Entries taken from a collection:
□ □ □ □ □
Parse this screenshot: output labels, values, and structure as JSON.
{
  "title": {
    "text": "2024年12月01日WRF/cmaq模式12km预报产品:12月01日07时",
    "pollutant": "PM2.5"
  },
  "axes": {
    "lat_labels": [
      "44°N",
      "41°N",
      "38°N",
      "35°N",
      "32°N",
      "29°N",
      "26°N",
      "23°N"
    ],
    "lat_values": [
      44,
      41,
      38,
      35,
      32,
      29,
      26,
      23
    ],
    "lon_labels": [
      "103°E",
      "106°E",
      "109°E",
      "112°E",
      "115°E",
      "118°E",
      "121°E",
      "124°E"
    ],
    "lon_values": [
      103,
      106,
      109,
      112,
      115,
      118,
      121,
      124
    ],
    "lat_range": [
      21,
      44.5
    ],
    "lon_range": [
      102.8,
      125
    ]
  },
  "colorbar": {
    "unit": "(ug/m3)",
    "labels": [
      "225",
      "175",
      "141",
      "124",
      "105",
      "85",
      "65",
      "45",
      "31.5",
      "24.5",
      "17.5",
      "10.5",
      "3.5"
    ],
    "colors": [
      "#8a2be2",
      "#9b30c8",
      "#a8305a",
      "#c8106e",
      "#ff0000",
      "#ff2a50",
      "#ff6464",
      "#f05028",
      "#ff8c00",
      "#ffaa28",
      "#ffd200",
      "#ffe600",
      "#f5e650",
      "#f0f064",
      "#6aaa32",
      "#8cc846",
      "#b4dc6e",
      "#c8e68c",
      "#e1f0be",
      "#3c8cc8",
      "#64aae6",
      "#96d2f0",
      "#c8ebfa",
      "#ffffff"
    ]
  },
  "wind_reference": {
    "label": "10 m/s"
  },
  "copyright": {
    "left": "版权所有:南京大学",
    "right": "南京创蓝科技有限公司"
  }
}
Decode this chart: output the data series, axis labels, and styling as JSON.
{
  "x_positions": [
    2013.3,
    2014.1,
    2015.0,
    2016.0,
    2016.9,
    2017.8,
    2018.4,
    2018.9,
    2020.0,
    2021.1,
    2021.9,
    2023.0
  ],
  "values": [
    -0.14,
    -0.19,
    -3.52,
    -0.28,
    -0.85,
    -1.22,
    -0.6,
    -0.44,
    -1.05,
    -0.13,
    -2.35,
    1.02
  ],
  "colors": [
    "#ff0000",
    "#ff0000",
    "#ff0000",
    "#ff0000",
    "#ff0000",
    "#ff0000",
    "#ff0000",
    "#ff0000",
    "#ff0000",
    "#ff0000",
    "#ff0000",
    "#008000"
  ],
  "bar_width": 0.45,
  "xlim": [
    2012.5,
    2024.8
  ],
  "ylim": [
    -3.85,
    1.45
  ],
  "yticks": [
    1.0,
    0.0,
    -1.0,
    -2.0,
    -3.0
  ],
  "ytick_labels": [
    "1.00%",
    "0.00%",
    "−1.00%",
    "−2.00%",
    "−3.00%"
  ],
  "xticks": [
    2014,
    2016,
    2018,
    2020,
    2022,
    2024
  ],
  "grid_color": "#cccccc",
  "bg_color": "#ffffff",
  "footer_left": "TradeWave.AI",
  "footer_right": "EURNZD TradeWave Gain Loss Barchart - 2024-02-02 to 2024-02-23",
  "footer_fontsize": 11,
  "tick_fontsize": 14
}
□ □ □ □ □
== Exercise brief ==
Retype the material in full. Each word must match.

== Expected answer ==
Parse this screenshot: output labels, values, and structure as JSON.
{
  "title": {
    "text": "2024年12月01日WRF/cmaq模式12km预报产品:12月01日07时",
    "pollutant": "PM2.5"
  },
  "axes": {
    "lat_labels": [
      "44°N",
      "41°N",
      "38°N",
      "35°N",
      "32°N",
      "29°N",
      "26°N",
      "23°N"
    ],
    "lat_values": [
      44,
      41,
      38,
      35,
      32,
      29,
      26,
      23
    ],
    "lon_labels": [
      "103°E",
      "106°E",
      "109°E",
      "112°E",
      "115°E",
      "118°E",
      "121°E",
      "124°E"
    ],
    "lon_values": [
      103,
      106,
      109,
      112,
      115,
      118,
      121,
      124
    ],
    "lat_range": [
      21,
      44.5
    ],
    "lon_range": [
      102.8,
      125
    ]
  },
  "colorbar": {
    "unit": "(ug/m3)",
    "labels": [
      "225",
      "175",
      "141",
      "124",
      "105",
      "85",
      "65",
      "45",
      "31.5",
      "24.5",
      "17.5",
      "10.5",
      "3.5"
    ],
    "colors": [
      "#8a2be2",
      "#9b30c8",
      "#a8305a",
      "#c8106e",
      "#ff0000",
      "#ff2a50",
      "#ff6464",
      "#f05028",
      "#ff8c00",
      "#ffaa28",
      "#ffd200",
      "#ffe600",
      "#f5e650",
      "#f0f064",
      "#6aaa32",
      "#8cc846",
      "#b4dc6e",
      "#c8e68c",
      "#e1f0be",
      "#3c8cc8",
      "#64aae6",
      "#96d2f0",
      "#c8ebfa",
      "#ffffff"
    ]
  },
  "wind_reference": {
    "label": "10 m/s"
  },
  "copyright": {
    "left": "版权所有:南京大学",
    "right": "南京创蓝科技有限公司"
  }
}
Decode this chart: output the data series, axis labels, and styling as JSON.
{
  "x_positions": [
    2013.3,
    2014.1,
    2015.0,
    2016.0,
    2016.9,
    2017.8,
    2018.4,
    2018.9,
    2020.0,
    2021.1,
    2021.9,
    2023.0
  ],
  "values": [
    -0.14,
    -0.19,
    -3.52,
    -0.28,
    -0.85,
    -1.22,
    -0.6,
    -0.44,
    -1.05,
    -0.13,
    -2.35,
    1.02
  ],
  "colors": [
    "#ff0000",
    "#ff0000",
    "#ff0000",
    "#ff0000",
    "#ff0000",
    "#ff0000",
    "#ff0000",
    "#ff0000",
    "#ff0000",
    "#ff0000",
    "#ff0000",
    "#008000"
  ],
  "bar_width": 0.45,
  "xlim": [
    2012.5,
    2024.8
  ],
  "ylim": [
    -3.85,
    1.45
  ],
  "yticks": [
    1.0,
    0.0,
    -1.0,
    -2.0,
    -3.0
  ],
  "ytick_labels": [
    "1.00%",
    "0.00%",
    "−1.00%",
    "−2.00%",
    "−3.00%"
  ],
  "xticks": [
    2014,
    2016,
    2018,
    2020,
    2022,
    2024
  ],
  "grid_color": "#cccccc",
  "bg_color": "#ffffff",
  "footer_left": "TradeWave.AI",
  "footer_right": "EURNZD TradeWave Gain Loss Barchart - 2024-02-02 to 2024-02-23",
  "footer_fontsize": 11,
  "tick_fontsize": 14
}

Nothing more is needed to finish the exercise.